• **WORK INSTRUCTIONS**
List each line of the data that holds the string "JSON".

• **Data records**
..........

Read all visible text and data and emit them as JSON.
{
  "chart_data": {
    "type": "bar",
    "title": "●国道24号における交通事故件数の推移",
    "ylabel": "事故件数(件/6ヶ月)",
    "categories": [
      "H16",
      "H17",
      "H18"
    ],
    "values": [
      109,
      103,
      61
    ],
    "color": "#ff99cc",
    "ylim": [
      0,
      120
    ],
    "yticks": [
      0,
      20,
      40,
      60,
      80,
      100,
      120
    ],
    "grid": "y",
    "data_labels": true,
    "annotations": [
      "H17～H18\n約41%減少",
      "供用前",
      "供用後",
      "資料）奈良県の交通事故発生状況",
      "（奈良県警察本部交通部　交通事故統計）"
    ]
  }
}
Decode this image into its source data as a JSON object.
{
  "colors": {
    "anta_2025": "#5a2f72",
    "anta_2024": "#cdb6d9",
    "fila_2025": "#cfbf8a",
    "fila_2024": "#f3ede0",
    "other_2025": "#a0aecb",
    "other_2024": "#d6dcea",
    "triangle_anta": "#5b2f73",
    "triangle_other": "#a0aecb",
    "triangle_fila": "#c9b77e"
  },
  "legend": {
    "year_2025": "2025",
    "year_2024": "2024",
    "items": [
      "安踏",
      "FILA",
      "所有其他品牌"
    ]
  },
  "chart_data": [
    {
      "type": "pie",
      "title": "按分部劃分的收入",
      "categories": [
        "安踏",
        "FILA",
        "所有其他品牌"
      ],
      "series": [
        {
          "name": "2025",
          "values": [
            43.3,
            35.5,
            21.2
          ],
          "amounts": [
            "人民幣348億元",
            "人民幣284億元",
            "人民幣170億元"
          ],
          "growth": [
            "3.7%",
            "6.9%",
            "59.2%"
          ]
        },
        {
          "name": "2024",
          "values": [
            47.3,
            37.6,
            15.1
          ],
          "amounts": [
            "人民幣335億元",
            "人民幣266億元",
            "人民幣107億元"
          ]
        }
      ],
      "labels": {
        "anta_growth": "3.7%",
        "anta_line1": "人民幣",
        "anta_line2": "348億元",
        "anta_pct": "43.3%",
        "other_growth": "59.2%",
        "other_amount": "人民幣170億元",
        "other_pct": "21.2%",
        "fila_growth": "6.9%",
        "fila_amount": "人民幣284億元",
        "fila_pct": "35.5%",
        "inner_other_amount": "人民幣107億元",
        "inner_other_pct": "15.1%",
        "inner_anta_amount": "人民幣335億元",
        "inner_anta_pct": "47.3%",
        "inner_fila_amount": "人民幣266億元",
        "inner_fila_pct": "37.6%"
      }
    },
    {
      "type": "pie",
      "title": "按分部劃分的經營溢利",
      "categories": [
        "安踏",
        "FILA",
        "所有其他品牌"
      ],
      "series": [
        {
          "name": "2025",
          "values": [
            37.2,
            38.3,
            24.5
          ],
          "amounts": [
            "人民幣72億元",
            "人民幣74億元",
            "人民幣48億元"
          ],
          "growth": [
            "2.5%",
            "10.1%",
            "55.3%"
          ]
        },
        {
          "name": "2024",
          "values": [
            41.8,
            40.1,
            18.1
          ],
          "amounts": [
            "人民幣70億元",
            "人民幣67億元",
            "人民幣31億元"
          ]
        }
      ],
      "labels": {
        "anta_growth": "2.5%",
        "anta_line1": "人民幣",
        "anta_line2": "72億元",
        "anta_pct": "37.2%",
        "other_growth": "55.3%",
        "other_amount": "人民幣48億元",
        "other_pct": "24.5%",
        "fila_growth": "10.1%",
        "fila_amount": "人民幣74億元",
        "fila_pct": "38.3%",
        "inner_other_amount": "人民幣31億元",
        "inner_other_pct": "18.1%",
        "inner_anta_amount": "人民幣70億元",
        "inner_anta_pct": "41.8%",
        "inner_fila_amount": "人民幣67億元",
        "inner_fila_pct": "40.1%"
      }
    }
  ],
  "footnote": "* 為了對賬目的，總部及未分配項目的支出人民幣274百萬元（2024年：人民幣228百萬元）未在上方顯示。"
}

..........

• **COMPLETE ANSWER**
Read all visible text and data and emit them as JSON.
Decode this image into its source data as a JSON object.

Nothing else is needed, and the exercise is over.